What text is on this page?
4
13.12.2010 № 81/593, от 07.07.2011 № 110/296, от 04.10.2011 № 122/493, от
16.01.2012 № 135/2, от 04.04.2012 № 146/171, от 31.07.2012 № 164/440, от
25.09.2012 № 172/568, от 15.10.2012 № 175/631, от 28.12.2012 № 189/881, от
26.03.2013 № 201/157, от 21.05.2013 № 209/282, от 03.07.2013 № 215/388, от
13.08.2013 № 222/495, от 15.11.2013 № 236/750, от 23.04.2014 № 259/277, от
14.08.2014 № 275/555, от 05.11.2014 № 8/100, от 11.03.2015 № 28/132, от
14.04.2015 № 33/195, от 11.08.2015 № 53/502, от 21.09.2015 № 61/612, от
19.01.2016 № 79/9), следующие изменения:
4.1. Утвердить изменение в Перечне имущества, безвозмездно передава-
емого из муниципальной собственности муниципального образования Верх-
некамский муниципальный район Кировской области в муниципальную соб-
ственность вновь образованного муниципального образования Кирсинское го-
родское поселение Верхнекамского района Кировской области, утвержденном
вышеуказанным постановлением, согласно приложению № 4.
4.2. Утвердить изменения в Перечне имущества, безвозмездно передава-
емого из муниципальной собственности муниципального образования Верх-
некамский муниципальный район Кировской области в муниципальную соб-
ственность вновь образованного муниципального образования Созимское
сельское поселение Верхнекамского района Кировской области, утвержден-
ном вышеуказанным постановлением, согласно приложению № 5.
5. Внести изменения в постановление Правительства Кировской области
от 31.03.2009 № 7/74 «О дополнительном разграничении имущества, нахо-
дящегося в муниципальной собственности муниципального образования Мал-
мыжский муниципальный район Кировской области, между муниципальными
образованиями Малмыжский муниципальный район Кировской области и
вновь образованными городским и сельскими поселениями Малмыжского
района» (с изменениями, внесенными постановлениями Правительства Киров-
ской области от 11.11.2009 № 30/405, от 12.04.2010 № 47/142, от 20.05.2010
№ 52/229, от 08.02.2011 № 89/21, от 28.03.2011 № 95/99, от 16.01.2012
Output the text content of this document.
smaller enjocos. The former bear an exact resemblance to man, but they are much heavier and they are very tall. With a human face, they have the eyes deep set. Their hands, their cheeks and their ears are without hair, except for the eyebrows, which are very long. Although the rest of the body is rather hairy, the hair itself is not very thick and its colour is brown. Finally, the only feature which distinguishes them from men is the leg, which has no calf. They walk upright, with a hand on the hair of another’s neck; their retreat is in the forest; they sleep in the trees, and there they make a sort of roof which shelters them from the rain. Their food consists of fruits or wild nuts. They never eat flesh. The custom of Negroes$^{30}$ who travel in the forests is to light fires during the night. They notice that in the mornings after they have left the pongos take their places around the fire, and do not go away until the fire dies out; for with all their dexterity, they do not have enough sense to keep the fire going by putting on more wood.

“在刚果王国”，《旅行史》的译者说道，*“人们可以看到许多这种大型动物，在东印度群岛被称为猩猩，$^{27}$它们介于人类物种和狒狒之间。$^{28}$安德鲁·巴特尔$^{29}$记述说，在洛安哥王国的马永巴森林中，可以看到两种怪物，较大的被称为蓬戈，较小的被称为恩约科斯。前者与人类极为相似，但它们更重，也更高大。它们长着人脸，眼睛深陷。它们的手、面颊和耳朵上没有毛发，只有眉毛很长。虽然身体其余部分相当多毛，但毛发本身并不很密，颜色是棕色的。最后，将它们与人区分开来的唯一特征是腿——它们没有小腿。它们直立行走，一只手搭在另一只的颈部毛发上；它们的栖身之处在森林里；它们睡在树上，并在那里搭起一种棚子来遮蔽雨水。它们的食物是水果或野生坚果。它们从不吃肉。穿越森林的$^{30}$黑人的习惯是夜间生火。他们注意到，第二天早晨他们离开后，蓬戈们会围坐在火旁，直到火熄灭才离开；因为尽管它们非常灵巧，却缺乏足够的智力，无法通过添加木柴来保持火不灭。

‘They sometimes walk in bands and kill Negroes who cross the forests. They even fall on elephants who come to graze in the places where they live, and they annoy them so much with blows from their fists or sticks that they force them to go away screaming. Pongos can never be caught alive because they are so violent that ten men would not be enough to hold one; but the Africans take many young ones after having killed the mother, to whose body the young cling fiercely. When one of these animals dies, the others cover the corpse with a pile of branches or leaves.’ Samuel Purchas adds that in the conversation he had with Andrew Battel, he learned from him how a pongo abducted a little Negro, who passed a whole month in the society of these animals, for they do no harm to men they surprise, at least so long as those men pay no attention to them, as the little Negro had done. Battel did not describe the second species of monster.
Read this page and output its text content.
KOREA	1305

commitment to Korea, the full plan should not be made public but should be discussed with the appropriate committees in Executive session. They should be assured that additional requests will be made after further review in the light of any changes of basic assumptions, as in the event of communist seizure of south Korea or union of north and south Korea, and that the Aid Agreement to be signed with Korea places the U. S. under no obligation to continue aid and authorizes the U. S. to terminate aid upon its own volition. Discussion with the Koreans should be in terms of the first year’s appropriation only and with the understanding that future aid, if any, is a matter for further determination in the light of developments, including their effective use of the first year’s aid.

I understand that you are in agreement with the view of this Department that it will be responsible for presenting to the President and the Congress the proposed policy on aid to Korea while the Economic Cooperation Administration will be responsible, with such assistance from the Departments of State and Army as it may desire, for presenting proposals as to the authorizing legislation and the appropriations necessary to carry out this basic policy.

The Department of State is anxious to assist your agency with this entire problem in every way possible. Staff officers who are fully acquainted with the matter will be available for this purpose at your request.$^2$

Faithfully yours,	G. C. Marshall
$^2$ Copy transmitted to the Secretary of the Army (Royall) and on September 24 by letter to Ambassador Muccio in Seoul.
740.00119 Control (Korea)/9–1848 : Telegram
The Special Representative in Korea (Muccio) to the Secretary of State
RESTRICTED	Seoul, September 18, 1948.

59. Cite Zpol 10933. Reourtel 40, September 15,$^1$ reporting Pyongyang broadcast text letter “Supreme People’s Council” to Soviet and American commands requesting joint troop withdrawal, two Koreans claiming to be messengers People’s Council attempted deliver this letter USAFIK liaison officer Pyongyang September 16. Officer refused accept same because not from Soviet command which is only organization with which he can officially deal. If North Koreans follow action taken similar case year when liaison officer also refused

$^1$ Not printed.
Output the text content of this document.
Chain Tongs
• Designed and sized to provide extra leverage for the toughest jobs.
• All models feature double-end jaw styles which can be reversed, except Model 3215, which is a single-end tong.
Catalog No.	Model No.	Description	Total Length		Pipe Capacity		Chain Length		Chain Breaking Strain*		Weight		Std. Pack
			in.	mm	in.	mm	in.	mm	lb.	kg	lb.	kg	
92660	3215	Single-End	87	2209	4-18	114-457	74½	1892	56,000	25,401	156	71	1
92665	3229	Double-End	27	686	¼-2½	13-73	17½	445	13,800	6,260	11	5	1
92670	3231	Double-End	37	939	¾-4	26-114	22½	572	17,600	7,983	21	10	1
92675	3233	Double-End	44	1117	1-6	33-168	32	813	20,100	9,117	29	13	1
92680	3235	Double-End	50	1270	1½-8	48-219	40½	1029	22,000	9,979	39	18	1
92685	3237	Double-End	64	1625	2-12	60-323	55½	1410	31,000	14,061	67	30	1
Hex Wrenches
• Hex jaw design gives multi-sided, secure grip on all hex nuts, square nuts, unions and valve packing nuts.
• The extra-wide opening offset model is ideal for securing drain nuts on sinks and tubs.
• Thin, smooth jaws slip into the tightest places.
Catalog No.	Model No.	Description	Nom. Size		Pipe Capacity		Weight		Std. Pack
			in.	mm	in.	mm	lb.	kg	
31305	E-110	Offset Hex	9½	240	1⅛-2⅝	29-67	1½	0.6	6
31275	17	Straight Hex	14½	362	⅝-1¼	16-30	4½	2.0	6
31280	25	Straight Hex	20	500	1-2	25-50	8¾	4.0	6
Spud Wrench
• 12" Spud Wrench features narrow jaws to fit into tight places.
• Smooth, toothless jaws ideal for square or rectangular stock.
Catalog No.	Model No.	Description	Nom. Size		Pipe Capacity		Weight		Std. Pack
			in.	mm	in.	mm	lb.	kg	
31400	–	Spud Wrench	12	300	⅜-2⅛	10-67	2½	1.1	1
....
- [PROBLEM STATEMENT]
Look through the listing above. Pick out each line with "Department" and copy it.

- [CORRECT RESULT]
I understand that you are in agreement with the view of this Department that it will be responsible for presenting to the President and the Congress the proposed policy on aid to Korea while the Economic Cooperation Administration will be responsible, with such assistance from the Departments of State and Army as it may desire, for presenting proposals as to the authorizing legislation and the appropriations necessary to carry out this basic policy.
The Department of State is anxious to assist your agency with this entire problem in every way possible. Staff officers who are fully acquainted with the matter will be available for this purpose at your request.$^2$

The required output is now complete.